GIVEN INSTRUCTION: Please copy every line of the records below that holds the word "사용되는".

Stored data:
--

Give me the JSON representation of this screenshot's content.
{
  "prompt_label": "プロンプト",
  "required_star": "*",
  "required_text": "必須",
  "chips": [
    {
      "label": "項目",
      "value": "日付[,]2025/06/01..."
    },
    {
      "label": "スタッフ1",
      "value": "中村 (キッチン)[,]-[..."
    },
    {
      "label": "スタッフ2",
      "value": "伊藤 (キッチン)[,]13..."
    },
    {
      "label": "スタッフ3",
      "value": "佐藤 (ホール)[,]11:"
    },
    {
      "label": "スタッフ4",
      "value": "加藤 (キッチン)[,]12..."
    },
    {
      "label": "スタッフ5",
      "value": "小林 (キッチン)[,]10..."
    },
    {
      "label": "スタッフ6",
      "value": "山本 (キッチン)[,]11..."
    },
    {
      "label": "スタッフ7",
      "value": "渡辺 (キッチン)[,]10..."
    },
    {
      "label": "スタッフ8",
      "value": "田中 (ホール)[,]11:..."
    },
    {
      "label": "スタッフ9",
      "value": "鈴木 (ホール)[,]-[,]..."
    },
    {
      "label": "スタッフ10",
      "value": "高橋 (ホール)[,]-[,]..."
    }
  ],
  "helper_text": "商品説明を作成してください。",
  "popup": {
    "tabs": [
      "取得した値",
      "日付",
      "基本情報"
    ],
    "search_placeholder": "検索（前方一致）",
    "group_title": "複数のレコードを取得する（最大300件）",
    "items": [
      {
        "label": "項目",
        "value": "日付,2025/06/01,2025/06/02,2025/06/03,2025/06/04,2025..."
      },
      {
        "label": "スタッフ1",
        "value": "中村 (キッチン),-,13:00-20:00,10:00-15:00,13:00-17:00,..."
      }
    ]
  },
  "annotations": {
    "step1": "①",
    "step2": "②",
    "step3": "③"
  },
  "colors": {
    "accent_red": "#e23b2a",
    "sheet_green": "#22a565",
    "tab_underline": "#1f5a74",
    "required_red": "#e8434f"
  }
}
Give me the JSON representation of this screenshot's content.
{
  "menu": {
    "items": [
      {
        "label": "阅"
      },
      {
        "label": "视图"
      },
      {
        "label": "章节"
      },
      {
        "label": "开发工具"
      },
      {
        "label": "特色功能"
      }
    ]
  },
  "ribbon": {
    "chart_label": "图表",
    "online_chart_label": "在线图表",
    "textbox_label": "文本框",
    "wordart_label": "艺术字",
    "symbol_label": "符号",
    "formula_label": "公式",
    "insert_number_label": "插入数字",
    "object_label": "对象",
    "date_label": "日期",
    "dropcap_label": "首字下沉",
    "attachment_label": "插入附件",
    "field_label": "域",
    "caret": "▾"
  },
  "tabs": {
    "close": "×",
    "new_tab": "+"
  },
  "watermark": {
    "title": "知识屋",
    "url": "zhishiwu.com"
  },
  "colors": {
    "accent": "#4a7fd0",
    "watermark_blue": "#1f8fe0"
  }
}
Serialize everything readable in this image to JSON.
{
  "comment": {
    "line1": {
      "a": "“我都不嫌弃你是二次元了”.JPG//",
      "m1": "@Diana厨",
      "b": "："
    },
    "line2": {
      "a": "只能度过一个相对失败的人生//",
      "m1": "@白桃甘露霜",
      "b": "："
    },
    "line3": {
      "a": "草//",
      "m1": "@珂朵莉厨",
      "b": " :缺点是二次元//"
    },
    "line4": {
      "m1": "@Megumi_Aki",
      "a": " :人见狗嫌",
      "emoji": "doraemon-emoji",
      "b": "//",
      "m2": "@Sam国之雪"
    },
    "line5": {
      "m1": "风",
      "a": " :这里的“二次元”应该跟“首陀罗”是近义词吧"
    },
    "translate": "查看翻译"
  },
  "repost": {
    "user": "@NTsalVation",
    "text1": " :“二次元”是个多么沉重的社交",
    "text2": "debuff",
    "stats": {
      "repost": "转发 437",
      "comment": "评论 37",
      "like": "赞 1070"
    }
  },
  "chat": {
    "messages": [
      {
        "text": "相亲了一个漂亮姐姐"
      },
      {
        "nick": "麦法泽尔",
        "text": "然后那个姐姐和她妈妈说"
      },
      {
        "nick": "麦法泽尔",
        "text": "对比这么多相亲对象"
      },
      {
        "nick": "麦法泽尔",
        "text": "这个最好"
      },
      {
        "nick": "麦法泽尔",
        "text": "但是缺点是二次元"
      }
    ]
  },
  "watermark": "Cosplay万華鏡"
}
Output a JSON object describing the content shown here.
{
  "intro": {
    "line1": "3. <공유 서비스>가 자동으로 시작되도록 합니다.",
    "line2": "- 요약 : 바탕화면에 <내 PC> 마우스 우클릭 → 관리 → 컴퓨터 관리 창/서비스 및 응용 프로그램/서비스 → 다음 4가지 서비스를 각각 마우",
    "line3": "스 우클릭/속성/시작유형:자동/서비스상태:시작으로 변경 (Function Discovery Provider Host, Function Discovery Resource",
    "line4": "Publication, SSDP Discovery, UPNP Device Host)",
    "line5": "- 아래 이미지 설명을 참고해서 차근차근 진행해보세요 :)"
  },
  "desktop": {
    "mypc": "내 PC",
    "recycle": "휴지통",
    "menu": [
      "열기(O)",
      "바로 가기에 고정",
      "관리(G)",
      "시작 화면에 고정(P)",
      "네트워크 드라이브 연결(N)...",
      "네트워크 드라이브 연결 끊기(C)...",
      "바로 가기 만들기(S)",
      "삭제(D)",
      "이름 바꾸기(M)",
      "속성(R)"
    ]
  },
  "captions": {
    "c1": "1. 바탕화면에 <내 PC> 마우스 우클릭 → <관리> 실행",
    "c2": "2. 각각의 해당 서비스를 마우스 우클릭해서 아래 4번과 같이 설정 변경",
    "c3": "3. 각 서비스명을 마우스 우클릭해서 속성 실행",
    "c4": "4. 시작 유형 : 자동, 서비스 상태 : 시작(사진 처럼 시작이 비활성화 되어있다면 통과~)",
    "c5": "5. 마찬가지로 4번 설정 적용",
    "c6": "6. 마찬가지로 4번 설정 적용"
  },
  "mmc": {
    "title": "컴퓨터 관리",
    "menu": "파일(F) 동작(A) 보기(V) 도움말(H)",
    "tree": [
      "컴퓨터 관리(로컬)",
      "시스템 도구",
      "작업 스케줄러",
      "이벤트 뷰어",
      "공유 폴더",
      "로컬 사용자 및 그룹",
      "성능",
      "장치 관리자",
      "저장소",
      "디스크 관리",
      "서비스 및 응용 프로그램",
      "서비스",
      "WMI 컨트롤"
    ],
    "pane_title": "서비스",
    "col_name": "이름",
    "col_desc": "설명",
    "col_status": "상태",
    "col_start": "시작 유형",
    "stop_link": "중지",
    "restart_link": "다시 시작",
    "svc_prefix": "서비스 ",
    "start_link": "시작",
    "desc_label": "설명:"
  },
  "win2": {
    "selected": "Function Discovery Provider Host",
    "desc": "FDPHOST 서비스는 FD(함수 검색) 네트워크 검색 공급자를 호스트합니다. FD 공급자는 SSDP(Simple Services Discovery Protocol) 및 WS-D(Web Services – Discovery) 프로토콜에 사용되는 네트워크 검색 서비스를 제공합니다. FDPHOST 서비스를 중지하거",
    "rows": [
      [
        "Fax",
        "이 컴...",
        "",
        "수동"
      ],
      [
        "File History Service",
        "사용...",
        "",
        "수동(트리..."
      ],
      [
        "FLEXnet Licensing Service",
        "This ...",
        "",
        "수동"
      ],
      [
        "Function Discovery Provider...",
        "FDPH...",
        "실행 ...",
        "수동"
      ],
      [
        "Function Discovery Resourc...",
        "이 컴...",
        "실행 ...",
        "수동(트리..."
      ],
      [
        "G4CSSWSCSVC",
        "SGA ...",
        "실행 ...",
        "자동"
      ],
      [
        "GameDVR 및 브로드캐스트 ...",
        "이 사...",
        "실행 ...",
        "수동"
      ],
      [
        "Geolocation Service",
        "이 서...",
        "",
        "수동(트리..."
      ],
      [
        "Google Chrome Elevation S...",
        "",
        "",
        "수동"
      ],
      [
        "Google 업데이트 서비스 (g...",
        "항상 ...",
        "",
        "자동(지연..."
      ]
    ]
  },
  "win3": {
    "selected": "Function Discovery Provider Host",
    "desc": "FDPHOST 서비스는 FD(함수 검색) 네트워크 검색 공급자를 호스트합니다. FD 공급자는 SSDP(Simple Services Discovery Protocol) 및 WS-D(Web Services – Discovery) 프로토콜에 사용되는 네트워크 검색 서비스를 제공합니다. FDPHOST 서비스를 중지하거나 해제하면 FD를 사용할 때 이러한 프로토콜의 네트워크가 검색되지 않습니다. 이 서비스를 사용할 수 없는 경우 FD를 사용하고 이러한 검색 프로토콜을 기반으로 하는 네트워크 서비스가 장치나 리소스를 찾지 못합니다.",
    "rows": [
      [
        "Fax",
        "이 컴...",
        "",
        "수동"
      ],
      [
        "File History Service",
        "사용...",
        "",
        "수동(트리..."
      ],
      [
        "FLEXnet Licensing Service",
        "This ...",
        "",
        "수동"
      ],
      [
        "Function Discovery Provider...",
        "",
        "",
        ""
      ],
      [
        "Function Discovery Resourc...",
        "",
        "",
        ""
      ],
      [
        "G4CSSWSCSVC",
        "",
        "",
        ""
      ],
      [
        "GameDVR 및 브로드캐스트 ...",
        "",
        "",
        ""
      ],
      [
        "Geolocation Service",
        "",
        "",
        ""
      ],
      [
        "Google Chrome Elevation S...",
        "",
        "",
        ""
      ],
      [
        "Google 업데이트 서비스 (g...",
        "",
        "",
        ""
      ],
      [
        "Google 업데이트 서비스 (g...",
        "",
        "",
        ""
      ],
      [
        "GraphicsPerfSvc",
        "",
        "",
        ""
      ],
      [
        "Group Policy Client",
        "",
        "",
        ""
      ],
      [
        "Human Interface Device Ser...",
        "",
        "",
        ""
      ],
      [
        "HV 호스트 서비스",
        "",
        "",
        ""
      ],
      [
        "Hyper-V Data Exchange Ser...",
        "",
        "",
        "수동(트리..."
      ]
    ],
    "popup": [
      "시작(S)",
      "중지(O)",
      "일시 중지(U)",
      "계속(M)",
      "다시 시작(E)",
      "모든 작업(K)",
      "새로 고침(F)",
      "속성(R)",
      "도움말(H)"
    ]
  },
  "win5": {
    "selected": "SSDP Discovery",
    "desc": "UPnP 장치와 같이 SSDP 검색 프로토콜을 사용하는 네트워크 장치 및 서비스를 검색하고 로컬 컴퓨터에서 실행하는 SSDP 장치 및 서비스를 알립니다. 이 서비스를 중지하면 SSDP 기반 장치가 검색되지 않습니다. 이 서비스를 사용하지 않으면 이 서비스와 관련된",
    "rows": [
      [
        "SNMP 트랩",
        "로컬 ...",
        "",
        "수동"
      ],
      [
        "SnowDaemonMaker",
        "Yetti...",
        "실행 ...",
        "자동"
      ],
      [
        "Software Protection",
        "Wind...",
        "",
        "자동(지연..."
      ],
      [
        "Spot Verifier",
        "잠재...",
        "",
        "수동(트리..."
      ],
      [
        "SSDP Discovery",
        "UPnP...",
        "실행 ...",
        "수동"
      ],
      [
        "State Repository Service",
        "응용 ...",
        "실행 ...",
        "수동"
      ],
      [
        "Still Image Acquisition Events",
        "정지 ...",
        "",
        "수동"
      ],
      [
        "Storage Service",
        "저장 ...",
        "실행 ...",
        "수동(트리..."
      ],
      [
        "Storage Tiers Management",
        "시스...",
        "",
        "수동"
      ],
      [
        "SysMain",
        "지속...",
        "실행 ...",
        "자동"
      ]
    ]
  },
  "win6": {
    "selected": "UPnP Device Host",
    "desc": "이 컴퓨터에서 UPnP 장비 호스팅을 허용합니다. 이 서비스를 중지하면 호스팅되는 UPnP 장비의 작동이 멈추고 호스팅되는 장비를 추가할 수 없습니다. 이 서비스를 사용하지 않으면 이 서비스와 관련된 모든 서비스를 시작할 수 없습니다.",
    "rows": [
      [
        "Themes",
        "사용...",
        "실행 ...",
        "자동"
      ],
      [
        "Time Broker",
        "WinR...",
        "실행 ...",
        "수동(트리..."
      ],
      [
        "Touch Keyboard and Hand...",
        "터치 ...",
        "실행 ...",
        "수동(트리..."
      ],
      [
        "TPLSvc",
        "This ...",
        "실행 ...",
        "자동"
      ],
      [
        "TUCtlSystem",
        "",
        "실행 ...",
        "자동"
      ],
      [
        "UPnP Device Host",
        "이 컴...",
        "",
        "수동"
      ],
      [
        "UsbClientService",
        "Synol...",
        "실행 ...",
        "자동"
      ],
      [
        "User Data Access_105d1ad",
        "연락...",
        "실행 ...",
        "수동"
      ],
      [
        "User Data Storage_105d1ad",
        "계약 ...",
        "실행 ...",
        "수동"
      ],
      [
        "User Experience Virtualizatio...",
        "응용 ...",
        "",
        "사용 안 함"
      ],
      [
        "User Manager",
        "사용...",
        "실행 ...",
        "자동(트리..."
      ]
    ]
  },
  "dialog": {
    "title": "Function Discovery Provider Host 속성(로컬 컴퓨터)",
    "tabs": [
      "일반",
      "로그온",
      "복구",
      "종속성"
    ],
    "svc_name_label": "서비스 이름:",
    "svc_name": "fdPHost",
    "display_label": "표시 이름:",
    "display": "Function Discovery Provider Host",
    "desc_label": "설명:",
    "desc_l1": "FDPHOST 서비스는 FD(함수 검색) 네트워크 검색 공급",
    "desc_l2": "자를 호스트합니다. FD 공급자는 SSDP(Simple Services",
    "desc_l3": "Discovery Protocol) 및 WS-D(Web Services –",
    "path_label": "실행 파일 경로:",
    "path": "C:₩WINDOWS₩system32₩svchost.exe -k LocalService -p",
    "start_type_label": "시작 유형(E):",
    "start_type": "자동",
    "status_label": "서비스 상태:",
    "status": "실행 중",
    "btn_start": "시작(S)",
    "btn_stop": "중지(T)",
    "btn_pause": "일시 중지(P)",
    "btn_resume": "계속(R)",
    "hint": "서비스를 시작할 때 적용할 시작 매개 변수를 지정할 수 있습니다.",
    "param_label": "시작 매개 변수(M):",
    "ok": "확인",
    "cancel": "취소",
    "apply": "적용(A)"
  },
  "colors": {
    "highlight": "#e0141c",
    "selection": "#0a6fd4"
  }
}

--

FINAL RESULT:
    "desc": "FDPHOST 서비스는 FD(함수 검색) 네트워크 검색 공급자를 호스트합니다. FD 공급자는 SSDP(Simple Services Discovery Protocol) 및 WS-D(Web Services – Discovery) 프로토콜에 사용되는 네트워크 검색 서비스를 제공합니다. FDPHOST 서비스를 중지하거",
    "desc": "FDPHOST 서비스는 FD(함수 검색) 네트워크 검색 공급자를 호스트합니다. FD 공급자는 SSDP(Simple Services Discovery Protocol) 및 WS-D(Web Services – Discovery) 프로토콜에 사용되는 네트워크 검색 서비스를 제공합니다. FDPHOST 서비스를 중지하거나 해제하면 FD를 사용할 때 이러한 프로토콜의 네트워크가 검색되지 않습니다. 이 서비스를 사용할 수 없는 경우 FD를 사용하고 이러한 검색 프로토콜을 기반으로 하는 네트워크 서비스가 장치나 리소스를 찾지 못합니다.",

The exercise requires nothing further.